= TASK DESCRIPTION =
Reply with nothing except the number of lines that contain the word "about".
begin INFORMATION GIVEN
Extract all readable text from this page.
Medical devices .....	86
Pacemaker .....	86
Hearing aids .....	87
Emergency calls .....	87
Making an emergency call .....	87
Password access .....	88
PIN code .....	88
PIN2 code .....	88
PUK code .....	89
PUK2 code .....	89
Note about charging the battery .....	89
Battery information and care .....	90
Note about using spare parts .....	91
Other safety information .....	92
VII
end INFORMATION GIVEN
= TASK ANSWER =
2